## TASK BRIEF
Each record must be reproduced exactly as it is shown.

## DATA EXTRACT

= = =

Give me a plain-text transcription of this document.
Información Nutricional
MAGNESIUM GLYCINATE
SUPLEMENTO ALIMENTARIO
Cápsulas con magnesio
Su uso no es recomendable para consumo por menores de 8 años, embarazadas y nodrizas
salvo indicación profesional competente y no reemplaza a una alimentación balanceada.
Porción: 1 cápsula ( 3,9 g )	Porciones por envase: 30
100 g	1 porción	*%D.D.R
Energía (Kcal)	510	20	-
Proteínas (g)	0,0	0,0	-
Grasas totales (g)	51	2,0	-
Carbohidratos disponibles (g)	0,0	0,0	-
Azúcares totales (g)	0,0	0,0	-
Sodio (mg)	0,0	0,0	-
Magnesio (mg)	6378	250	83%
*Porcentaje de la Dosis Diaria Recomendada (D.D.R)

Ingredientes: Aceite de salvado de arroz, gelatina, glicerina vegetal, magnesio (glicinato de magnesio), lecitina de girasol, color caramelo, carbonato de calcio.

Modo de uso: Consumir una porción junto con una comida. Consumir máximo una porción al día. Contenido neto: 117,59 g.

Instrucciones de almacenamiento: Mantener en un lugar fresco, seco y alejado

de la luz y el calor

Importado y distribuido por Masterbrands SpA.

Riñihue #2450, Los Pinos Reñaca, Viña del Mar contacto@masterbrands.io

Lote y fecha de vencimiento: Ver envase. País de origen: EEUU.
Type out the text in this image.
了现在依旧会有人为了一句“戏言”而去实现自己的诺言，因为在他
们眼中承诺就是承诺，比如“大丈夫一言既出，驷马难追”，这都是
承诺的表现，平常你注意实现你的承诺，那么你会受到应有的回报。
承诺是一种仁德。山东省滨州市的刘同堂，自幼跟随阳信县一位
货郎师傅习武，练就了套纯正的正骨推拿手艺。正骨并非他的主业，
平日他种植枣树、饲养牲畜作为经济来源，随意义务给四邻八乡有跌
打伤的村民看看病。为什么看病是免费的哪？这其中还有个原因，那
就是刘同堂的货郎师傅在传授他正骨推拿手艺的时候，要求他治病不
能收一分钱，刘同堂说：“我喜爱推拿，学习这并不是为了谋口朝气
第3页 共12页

= = =

## THE ANSWER
Give me a plain-text transcription of this document.
Información Nutricional
MAGNESIUM GLYCINATE
SUPLEMENTO ALIMENTARIO
Cápsulas con magnesio
Su uso no es recomendable para consumo por menores de 8 años, embarazadas y nodrizas
salvo indicación profesional competente y no reemplaza a una alimentación balanceada.
Porción: 1 cápsula ( 3,9 g )	Porciones por envase: 30
100 g	1 porción	*%D.D.R
Energía (Kcal)	510	20	-
Proteínas (g)	0,0	0,0	-
Grasas totales (g)	51	2,0	-
Carbohidratos disponibles (g)	0,0	0,0	-
Azúcares totales (g)	0,0	0,0	-
Sodio (mg)	0,0	0,0	-
Magnesio (mg)	6378	250	83%
*Porcentaje de la Dosis Diaria Recomendada (D.D.R)

Ingredientes: Aceite de salvado de arroz, gelatina, glicerina vegetal, magnesio (glicinato de magnesio), lecitina de girasol, color caramelo, carbonato de calcio.

Modo de uso: Consumir una porción junto con una comida. Consumir máximo una porción al día. Contenido neto: 117,59 g.

Instrucciones de almacenamiento: Mantener en un lugar fresco, seco y alejado

de la luz y el calor

Importado y distribuido por Masterbrands SpA.

Riñihue #2450, Los Pinos Reñaca, Viña del Mar contacto@masterbrands.io

Lote y fecha de vencimiento: Ver envase. País de origen: EEUU.
Type out the text in this image.
了现在依旧会有人为了一句“戏言”而去实现自己的诺言，因为在他
们眼中承诺就是承诺，比如“大丈夫一言既出，驷马难追”，这都是
承诺的表现，平常你注意实现你的承诺，那么你会受到应有的回报。
承诺是一种仁德。山东省滨州市的刘同堂，自幼跟随阳信县一位
货郎师傅习武，练就了套纯正的正骨推拿手艺。正骨并非他的主业，
平日他种植枣树、饲养牲畜作为经济来源，随意义务给四邻八乡有跌
打伤的村民看看病。为什么看病是免费的哪？这其中还有个原因，那
就是刘同堂的货郎师傅在传授他正骨推拿手艺的时候，要求他治病不
能收一分钱，刘同堂说：“我喜爱推拿，学习这并不是为了谋口朝气
第3页 共12页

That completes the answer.